Understanding Stock Shares and yfinance:
An investor can buy a stock and sell it later. If the stock price increases, the investor profits, If it decreases, the investor will incur a loss. Determining the stock price is complex; it depends on the number of outstanding shares, the size of the company's future profits, and much more. People trade stocks throughout the day. The stock ticker is a report of the price of a certain stock, updated continuously throughout the trading session by the various stock market exchanges. Use the y-finance API to obtain the stock ticker and extract information about the stock.


Steps:

Step 1: Import the necessary libraries

Libraries:
    - yfinance
    - pandas
    - requests
    - BeautifulSoup
    - plotly

Step 2: Use yfinance to Extract the Stock Data of Tesla

  1. Use yf.Ticker('TSLA') to extract Tesla stock data and save it into a variable called 'tesla'.
  2. Use the ticker object and the function history to extract stock information and save it in a dataframe named tesla_data. Set the period parameter to "max" so we get information for the maximum amount of time.
            tesla_data = tesla.history(period='max')

Step 3: Use Webscraping to Extract Tesla Revenue Data

  1. Save the URL below to a requests object
            url = https://www.macrotrends.net/stocks/charts/TSLA/tesla/revenue
  2. Save the text of the response as a variable named html_data.
  3. Parse the html data using beautiful_soup using the parser html.parser.
  4. Extract the table on the webpage and store it into a dataframe named tesla_revenue. The column names should be "Date" and "Revenue".
  5. Run the following line to remove the comma and dollar sign from the Revenue column.
            tesla_revenue["Revenue"] = tesla_revenue['Revenue'].str.replace(',|\$',"")

Step 4: Use yfinance to Extract the Stock Data of GameStop

  1. Use yf.Ticker('GME') to extract GameStop stock data and save it into a variable called 'gamestop'.
  2. Use the ticker object and the function history to extract stock information and save it in a dataframe named gamestop_data. Set the period parameter to "max" so we get information for the maximum amount of time.
            gamestop_data = gamestop.history(period='max')

Step 5: Use Webscraping to Extract GameStop Revenue Data

  1. Save the URL below to a requests object
            url = https://www.macrotrends.net/stocks/charts/GME/gamestop/revenue
  2. Save the text of the response as a variable named html_data.
  3. Parse the html data using beautiful_soup using the parser html.parser.
  4. Extract the table on the webpage and store it into a dataframe named gamestop_revenue. The column names should be "Date" and "Revenue".

# # # # #

→ What to do
1. Decide whether each statement agrees with the yfinance tutorial, answering yes or no and quoting the deciding words: (a) the Tesla revenue table gets the column names "Date" and "Revenue"; (b) the period parameter for the Tesla history is set to one year; (c) the HTML is parsed with the lxml parser.
2. Rewrite the stretch of the yfinance tutorial from "Step 4: Use" through "gamestop_data = gamestop.history(period='max')", substituting "DataFrame" for "dataframe".

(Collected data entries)

# # # # #

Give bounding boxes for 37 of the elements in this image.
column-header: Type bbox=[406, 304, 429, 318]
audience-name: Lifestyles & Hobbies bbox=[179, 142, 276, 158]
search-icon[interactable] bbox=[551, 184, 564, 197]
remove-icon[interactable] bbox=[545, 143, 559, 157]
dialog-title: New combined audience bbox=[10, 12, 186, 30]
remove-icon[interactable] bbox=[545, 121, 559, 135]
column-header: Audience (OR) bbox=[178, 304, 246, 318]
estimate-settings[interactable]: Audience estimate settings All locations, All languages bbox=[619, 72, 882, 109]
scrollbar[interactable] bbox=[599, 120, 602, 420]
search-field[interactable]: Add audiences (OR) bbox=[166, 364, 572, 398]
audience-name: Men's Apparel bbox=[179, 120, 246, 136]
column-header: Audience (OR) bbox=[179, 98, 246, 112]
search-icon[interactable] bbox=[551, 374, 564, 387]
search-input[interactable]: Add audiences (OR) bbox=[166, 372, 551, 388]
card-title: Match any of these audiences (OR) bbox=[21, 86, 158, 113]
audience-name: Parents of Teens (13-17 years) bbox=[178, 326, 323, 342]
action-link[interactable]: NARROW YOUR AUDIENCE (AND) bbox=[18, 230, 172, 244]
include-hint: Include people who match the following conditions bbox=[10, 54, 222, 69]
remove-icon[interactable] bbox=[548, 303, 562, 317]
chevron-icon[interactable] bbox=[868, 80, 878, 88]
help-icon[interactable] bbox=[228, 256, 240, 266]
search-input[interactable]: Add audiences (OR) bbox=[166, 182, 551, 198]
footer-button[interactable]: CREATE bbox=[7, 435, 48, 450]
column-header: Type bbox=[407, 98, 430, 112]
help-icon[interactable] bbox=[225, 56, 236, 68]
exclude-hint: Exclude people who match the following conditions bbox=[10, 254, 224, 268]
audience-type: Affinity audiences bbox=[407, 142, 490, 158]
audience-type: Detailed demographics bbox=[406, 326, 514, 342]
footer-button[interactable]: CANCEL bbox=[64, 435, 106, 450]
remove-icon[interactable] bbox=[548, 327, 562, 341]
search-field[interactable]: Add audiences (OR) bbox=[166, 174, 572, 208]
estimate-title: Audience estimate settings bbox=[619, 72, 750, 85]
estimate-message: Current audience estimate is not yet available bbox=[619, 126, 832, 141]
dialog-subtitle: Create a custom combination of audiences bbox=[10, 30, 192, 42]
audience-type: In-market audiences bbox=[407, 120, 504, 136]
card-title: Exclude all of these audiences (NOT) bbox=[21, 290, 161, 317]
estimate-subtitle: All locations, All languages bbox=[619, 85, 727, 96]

# # # # #

→ Task-by-task results
1.
(a) Yes: "The column names should be "Date" and "Revenue"."
(b) No: "Set the period parameter to "max" so we get information for the maximum amount of time."
(c) No: "Parse the html data using beautiful_soup using the parser html.parser."

2.
Step 4: Use yfinance to Extract the Stock Data of GameStop

  1. Use yf.Ticker('GME') to extract GameStop stock data and save it into a variable called 'gamestop'.
  2. Use the ticker object and the function history to extract stock information and save it in a DataFrame named gamestop_data. Set the period parameter to "max" so we get information for the maximum amount of time.
            gamestop_data = gamestop.history(period='max')